Saved entries:
*-*-*

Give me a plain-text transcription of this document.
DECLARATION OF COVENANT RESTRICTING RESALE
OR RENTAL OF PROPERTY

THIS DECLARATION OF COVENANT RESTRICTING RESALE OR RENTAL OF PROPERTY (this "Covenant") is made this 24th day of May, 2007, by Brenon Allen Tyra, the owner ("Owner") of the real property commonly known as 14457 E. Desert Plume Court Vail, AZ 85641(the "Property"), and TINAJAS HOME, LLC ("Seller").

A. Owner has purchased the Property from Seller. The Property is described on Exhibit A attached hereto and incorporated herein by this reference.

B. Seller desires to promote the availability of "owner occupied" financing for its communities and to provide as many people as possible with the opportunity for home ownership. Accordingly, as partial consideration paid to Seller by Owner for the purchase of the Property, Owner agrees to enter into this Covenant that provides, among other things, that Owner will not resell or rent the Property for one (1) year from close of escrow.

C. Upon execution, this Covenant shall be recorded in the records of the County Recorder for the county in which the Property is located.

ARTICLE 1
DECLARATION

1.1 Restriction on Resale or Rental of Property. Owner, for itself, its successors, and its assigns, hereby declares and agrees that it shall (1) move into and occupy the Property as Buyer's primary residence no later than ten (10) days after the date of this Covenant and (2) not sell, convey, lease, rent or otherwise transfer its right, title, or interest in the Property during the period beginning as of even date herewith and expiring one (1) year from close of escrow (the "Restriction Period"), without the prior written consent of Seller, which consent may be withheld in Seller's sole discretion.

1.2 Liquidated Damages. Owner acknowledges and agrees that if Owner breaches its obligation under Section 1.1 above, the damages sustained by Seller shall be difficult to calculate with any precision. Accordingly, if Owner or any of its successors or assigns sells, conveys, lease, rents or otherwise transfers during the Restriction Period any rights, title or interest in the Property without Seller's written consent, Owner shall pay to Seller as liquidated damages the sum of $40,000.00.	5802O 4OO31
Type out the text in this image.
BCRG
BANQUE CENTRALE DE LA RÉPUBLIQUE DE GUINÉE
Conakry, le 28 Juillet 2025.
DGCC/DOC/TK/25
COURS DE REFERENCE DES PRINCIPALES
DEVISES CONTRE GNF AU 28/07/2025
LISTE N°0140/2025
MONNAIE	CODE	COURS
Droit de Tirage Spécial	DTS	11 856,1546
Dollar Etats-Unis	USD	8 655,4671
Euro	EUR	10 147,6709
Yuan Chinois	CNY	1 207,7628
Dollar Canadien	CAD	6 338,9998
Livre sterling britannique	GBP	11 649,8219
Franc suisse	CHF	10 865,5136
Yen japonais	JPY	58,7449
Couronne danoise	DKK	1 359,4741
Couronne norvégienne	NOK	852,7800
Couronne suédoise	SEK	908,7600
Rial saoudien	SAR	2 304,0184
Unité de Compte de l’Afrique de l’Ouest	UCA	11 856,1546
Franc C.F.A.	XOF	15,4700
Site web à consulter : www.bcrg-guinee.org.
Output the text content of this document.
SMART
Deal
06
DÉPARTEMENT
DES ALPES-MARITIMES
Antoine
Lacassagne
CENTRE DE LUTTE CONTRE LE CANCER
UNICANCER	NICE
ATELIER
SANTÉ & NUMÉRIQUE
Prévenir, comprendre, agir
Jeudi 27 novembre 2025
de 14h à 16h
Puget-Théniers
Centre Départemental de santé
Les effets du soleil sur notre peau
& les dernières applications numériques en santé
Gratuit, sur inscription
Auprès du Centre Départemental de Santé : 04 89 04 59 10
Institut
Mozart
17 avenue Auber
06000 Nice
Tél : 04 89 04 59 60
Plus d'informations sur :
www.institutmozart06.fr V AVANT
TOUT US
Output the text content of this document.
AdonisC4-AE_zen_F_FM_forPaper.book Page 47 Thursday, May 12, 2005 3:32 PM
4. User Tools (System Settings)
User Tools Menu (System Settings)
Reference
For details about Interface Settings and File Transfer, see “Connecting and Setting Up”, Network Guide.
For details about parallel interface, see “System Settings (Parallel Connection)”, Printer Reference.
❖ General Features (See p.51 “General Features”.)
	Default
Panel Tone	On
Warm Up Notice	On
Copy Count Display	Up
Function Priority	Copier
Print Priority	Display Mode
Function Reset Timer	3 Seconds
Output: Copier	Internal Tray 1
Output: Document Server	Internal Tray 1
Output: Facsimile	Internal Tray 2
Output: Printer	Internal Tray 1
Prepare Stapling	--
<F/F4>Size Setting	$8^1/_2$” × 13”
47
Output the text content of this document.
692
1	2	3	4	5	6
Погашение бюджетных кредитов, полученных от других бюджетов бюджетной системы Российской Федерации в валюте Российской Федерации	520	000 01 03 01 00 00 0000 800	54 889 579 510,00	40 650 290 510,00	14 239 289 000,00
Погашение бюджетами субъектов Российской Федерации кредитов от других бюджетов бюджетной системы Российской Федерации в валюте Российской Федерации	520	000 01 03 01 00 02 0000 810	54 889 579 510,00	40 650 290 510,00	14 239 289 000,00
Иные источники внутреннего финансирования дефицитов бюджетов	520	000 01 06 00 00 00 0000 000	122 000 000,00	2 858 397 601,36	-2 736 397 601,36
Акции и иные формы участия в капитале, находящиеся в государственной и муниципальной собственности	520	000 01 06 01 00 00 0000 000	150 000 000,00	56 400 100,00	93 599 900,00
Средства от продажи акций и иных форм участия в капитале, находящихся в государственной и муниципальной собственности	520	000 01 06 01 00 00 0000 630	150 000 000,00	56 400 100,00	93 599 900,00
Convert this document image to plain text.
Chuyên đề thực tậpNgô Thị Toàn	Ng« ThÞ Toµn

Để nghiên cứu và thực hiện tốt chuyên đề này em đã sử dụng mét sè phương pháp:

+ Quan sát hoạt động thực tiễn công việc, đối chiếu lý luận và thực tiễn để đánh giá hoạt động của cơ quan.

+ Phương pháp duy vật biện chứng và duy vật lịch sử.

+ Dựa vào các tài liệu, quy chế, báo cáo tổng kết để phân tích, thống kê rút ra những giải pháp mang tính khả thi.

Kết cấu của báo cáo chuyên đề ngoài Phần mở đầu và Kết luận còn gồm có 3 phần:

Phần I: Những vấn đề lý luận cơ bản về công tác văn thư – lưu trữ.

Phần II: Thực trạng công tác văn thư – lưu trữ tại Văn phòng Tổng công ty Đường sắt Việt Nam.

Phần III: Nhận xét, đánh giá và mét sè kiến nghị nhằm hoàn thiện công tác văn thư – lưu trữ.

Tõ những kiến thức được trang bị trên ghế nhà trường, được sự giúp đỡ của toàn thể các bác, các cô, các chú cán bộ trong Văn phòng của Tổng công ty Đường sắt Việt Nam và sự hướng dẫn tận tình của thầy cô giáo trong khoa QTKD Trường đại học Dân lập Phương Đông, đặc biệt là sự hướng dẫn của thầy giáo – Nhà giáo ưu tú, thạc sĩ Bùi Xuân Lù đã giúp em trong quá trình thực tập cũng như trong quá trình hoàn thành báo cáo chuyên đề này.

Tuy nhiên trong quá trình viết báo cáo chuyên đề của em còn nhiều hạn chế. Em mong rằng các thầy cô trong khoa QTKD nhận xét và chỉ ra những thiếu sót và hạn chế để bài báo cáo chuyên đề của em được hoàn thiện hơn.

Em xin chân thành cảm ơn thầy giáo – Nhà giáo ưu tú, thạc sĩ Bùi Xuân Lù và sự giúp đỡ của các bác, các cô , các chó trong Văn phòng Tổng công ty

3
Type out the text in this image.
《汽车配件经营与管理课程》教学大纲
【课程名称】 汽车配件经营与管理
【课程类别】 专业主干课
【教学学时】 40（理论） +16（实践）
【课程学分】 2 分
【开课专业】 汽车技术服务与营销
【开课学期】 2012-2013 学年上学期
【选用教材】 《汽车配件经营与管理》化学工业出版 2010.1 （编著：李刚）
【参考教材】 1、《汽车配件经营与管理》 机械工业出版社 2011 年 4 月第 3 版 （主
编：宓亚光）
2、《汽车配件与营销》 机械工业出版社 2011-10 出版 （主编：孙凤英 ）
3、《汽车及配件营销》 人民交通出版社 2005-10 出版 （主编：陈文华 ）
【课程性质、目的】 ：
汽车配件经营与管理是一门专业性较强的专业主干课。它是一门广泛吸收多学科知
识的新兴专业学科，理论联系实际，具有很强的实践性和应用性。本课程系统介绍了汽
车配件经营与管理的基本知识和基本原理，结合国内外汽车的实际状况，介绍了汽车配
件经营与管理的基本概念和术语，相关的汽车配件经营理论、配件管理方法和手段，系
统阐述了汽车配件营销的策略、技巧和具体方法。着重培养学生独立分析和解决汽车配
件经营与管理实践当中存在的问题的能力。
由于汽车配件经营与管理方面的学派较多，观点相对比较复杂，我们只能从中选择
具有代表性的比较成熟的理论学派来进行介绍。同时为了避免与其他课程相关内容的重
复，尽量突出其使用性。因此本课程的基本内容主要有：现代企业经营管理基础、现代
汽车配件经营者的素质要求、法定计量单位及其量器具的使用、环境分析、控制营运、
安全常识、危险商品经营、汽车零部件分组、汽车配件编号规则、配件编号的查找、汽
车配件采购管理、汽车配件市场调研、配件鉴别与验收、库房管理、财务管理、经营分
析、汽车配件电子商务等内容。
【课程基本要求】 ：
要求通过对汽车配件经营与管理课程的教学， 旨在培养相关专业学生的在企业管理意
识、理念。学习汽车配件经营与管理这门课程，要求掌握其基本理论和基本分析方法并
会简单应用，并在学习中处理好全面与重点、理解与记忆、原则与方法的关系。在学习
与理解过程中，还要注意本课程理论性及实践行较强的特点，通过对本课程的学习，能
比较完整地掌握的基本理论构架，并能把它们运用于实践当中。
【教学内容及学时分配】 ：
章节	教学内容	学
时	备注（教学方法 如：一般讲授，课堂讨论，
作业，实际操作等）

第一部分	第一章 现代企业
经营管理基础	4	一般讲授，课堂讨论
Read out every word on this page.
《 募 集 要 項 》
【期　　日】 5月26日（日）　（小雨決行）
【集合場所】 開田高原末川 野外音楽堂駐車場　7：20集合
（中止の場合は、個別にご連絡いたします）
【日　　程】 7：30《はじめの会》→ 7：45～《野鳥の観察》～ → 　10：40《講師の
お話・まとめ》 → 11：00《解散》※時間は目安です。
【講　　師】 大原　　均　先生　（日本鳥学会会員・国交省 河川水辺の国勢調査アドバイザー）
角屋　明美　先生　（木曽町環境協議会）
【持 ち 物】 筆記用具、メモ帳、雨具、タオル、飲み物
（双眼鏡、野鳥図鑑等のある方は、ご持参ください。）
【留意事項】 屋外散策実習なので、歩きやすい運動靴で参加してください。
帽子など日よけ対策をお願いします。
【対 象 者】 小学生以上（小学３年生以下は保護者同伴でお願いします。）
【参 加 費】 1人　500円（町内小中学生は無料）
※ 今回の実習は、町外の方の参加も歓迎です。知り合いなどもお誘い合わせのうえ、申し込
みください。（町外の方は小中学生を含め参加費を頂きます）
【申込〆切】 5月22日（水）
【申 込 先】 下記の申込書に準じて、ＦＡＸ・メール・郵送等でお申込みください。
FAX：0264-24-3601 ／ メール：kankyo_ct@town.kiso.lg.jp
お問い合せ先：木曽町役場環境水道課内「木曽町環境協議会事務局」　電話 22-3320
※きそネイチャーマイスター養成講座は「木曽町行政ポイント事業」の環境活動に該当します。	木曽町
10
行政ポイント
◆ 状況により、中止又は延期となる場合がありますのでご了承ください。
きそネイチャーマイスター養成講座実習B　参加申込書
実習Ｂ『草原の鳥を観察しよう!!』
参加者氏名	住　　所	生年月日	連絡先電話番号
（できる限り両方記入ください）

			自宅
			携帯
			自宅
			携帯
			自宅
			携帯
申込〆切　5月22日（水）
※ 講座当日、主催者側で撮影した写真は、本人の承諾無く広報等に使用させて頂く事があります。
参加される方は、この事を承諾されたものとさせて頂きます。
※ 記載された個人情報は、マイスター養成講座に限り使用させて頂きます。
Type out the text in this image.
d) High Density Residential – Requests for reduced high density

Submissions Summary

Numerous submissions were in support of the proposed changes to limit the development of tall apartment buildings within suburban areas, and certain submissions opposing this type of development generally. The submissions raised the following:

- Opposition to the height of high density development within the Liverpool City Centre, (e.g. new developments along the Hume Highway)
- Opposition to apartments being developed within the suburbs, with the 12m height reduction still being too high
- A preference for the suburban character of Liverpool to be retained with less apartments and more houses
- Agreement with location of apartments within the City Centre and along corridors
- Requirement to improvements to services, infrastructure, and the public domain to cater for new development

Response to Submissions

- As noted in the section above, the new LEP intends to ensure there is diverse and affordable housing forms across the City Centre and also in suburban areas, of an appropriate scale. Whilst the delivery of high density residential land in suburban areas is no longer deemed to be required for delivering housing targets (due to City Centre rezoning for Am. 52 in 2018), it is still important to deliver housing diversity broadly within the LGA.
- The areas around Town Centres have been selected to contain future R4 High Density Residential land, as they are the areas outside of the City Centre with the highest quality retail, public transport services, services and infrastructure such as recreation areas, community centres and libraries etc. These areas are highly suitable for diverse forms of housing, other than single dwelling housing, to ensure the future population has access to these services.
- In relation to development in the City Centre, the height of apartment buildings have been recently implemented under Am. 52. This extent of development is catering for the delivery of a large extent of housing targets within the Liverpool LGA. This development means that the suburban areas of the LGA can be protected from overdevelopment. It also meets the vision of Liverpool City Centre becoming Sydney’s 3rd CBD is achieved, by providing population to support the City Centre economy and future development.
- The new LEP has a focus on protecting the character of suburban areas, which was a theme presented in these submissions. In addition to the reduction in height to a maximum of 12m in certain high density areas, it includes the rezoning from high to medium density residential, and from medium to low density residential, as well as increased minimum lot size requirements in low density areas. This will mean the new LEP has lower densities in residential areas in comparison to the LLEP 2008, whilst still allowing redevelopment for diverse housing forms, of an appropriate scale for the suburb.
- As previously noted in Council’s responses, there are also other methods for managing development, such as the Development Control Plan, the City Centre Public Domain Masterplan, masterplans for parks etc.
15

*-*-*

▶ [What is expected]:
Gather up the lines that contain the word "about".

▶ [Solution below]:
For details about Interface Settings and File Transfer, see “Connecting and Setting Up”, Network Guide.
For details about parallel interface, see “System Settings (Parallel Connection)”, Printer Reference.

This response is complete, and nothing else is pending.